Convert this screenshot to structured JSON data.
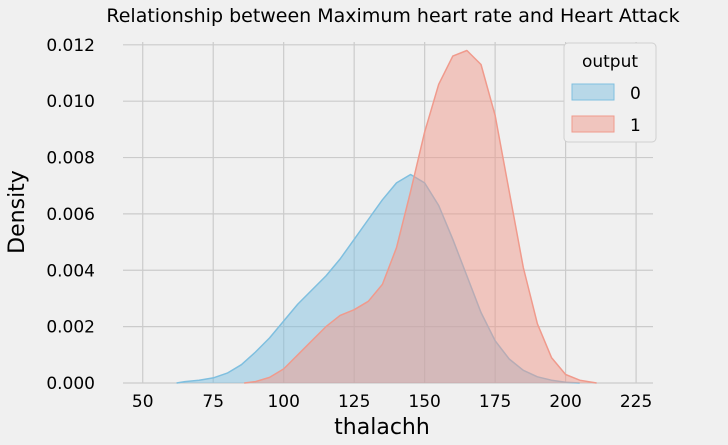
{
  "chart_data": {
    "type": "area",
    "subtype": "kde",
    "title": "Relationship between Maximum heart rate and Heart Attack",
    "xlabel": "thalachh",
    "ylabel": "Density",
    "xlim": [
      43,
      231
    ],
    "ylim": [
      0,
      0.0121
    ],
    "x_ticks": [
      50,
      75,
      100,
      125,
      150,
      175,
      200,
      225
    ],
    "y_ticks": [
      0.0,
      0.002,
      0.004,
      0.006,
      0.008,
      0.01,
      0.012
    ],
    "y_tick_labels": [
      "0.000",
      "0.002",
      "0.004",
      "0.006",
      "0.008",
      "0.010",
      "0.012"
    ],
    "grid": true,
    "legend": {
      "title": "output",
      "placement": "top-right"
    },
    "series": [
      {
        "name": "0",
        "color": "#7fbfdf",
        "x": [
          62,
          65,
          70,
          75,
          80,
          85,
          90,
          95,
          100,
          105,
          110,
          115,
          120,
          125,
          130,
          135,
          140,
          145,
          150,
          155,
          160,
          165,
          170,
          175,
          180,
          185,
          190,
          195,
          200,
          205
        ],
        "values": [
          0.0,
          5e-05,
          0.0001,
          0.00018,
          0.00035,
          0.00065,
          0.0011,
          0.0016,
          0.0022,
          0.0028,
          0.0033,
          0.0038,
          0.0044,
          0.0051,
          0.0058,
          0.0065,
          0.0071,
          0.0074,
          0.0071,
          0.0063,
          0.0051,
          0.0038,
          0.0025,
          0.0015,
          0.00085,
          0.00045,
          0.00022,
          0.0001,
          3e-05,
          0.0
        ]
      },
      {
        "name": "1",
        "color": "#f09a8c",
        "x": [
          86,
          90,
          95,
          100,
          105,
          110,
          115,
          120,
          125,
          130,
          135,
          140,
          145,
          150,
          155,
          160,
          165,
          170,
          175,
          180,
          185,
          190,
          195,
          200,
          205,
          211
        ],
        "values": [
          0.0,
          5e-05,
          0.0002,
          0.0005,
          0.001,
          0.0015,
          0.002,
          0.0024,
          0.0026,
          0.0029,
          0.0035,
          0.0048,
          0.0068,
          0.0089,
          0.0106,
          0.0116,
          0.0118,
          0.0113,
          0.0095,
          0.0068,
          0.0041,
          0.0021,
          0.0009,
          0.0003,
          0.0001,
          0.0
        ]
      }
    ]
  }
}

### Given task
Make an exact copy of the data, leaving its pictures out.

### Output for this exercise
Convert this screenshot to structured JSON data.
{
  "chart_data": {
    "type": "area",
    "subtype": "kde",
    "title": "Relationship between Maximum heart rate and Heart Attack",
    "xlabel": "thalachh",
    "ylabel": "Density",
    "xlim": [
      43,
      231
    ],
    "ylim": [
      0,
      0.0121
    ],
    "x_ticks": [
      50,
      75,
      100,
      125,
      150,
      175,
      200,
      225
    ],
    "y_ticks": [
      0.0,
      0.002,
      0.004,
      0.006,
      0.008,
      0.01,
      0.012
    ],
    "y_tick_labels": [
      "0.000",
      "0.002",
      "0.004",
      "0.006",
      "0.008",
      "0.010",
      "0.012"
    ],
    "grid": true,
    "legend": {
      "title": "output",
      "placement": "top-right"
    },
    "series": [
      {
        "name": "0",
        "color": "#7fbfdf",
        "x": [
          62,
          65,
          70,
          75,
          80,
          85,
          90,
          95,
          100,
          105,
          110,
          115,
          120,
          125,
          130,
          135,
          140,
          145,
          150,
          155,
          160,
          165,
          170,
          175,
          180,
          185,
          190,
          195,
          200,
          205
        ],
        "values": [
          0.0,
          5e-05,
          0.0001,
          0.00018,
          0.00035,
          0.00065,
          0.0011,
          0.0016,
          0.0022,
          0.0028,
          0.0033,
          0.0038,
          0.0044,
          0.0051,
          0.0058,
          0.0065,
          0.0071,
          0.0074,
          0.0071,
          0.0063,
          0.0051,
          0.0038,
          0.0025,
          0.0015,
          0.00085,
          0.00045,
          0.00022,
          0.0001,
          3e-05,
          0.0
        ]
      },
      {
        "name": "1",
        "color": "#f09a8c",
        "x": [
          86,
          90,
          95,
          100,
          105,
          110,
          115,
          120,
          125,
          130,
          135,
          140,
          145,
          150,
          155,
          160,
          165,
          170,
          175,
          180,
          185,
          190,
          195,
          200,
          205,
          211
        ],
        "values": [
          0.0,
          5e-05,
          0.0002,
          0.0005,
          0.001,
          0.0015,
          0.002,
          0.0024,
          0.0026,
          0.0029,
          0.0035,
          0.0048,
          0.0068,
          0.0089,
          0.0106,
          0.0116,
          0.0118,
          0.0113,
          0.0095,
          0.0068,
          0.0041,
          0.0021,
          0.0009,
          0.0003,
          0.0001,
          0.0
        ]
      }
    ]
  }
}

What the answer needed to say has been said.